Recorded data
** start **
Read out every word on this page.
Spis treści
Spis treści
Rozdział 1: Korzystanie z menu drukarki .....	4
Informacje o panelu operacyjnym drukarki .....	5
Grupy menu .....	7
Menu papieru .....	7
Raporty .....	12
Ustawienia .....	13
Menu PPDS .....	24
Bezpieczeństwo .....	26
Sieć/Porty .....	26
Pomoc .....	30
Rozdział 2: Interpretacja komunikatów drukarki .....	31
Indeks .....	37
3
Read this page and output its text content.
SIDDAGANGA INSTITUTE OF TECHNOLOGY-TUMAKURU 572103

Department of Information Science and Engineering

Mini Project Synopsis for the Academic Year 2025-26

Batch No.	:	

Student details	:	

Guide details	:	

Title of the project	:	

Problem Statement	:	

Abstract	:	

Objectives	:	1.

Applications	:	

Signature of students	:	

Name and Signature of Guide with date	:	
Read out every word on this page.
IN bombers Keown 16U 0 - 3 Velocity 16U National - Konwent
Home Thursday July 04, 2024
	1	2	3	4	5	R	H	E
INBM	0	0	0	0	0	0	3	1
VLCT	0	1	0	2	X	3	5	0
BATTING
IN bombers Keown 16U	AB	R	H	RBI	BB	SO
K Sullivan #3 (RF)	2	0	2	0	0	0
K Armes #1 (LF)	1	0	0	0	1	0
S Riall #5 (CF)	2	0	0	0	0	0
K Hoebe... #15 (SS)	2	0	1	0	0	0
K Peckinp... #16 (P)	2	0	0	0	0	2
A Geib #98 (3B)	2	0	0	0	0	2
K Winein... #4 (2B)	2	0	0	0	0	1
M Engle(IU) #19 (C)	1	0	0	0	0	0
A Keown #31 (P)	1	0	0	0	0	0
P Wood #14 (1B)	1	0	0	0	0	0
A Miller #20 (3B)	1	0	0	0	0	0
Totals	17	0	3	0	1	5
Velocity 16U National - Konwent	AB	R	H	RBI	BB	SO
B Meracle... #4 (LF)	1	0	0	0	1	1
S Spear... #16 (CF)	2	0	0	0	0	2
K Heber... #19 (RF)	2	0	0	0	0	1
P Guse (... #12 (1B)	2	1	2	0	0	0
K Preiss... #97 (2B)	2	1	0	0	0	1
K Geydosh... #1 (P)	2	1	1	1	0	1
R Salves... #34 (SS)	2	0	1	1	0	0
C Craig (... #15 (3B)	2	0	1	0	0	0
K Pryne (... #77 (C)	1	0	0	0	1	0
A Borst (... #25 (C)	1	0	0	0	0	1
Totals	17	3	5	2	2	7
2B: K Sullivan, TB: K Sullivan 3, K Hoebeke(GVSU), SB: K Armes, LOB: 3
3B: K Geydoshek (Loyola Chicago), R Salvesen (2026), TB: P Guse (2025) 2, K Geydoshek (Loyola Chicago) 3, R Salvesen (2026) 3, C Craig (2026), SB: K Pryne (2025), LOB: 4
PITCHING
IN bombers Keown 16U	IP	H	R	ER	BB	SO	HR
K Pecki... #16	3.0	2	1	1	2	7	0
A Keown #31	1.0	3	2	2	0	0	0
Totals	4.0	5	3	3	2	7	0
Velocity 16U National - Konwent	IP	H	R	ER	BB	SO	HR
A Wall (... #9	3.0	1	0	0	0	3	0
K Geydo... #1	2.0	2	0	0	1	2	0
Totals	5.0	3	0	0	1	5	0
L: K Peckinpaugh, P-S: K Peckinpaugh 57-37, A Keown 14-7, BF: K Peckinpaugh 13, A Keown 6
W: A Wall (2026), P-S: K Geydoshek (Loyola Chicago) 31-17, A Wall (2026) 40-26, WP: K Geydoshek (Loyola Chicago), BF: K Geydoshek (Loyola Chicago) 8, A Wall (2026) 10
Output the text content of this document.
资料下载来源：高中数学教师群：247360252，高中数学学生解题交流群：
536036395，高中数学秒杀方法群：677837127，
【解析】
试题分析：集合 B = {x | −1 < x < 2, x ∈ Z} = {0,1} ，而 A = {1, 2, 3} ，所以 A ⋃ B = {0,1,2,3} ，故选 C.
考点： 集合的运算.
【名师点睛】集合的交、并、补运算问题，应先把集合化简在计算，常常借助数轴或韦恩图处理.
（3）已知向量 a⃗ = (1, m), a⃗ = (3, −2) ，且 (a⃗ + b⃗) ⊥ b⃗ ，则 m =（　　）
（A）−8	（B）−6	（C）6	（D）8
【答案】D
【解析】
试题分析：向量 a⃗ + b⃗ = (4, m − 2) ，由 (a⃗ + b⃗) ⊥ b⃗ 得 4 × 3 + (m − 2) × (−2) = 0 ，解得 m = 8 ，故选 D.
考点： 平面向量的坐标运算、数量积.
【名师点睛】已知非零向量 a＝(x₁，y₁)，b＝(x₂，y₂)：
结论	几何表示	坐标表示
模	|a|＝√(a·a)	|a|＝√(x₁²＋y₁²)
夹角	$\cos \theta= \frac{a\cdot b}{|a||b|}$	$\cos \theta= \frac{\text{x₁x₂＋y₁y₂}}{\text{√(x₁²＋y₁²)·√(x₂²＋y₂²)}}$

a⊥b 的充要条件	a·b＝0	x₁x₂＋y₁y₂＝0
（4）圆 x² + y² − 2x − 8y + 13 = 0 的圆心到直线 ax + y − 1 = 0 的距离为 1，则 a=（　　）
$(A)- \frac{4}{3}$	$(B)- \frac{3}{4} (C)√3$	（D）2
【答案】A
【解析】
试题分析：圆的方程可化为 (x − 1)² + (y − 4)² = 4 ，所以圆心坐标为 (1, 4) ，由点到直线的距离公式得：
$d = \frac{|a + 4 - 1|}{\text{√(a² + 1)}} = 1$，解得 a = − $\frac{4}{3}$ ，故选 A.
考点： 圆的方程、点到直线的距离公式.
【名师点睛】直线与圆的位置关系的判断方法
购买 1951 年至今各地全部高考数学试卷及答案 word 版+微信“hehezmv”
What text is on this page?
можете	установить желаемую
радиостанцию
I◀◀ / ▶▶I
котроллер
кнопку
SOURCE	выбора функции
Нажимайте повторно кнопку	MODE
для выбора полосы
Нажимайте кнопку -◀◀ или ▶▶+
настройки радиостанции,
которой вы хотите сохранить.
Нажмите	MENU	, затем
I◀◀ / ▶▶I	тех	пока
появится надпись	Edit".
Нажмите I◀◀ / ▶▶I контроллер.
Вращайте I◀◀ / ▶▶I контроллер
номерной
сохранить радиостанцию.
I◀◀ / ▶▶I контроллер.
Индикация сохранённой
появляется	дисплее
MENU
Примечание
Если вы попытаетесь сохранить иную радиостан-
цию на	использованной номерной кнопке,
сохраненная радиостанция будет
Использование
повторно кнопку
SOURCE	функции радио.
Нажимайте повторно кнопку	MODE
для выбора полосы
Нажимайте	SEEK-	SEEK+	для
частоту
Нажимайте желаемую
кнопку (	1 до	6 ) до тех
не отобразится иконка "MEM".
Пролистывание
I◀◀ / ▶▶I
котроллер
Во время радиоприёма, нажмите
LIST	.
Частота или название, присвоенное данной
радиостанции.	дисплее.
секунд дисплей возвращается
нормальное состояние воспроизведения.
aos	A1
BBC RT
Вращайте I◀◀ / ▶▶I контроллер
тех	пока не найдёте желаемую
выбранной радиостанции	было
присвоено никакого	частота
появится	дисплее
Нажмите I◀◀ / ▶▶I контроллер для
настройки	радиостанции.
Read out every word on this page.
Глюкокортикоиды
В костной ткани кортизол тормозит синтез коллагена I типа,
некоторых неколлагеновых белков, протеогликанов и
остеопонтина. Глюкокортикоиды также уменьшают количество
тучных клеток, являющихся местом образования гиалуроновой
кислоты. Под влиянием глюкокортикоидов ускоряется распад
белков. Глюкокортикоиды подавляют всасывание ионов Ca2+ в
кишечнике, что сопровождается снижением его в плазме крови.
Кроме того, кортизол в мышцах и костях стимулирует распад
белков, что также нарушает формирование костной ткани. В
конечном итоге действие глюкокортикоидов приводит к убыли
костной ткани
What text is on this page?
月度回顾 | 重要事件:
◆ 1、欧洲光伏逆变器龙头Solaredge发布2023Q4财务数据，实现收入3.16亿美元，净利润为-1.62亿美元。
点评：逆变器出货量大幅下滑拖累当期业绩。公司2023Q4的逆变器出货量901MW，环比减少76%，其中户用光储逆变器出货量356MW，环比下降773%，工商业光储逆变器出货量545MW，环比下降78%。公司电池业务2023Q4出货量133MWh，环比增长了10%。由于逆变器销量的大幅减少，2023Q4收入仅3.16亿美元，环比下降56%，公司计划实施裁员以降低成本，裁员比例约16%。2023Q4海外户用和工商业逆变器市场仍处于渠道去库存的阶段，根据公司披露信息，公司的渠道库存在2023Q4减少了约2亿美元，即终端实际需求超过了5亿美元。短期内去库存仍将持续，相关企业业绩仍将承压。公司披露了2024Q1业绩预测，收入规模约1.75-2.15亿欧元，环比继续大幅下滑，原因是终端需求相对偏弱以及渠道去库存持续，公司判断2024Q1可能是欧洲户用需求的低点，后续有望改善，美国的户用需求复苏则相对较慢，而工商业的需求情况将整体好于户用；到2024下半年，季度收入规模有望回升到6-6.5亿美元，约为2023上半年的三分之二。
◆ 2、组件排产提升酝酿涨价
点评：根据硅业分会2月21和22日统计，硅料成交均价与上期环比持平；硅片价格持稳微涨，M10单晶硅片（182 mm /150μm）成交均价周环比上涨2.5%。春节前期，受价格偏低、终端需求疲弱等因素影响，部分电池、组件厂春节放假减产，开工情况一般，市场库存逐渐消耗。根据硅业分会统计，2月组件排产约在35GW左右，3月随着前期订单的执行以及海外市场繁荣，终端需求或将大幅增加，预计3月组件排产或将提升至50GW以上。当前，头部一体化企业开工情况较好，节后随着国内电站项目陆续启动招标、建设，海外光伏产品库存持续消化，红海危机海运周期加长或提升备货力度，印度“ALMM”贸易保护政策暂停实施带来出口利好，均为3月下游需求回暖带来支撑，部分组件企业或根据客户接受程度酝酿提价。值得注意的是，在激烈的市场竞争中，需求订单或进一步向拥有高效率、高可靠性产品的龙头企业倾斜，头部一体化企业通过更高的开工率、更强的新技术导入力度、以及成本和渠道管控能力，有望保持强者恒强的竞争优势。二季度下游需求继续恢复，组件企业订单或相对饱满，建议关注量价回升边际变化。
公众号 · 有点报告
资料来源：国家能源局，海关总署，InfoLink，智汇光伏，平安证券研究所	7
** end **
Gather all the lines that include the word "функции" and copy them out.

- _COMPLETE OUTPUT_:
SOURCE	выбора функции
SOURCE	функции радио.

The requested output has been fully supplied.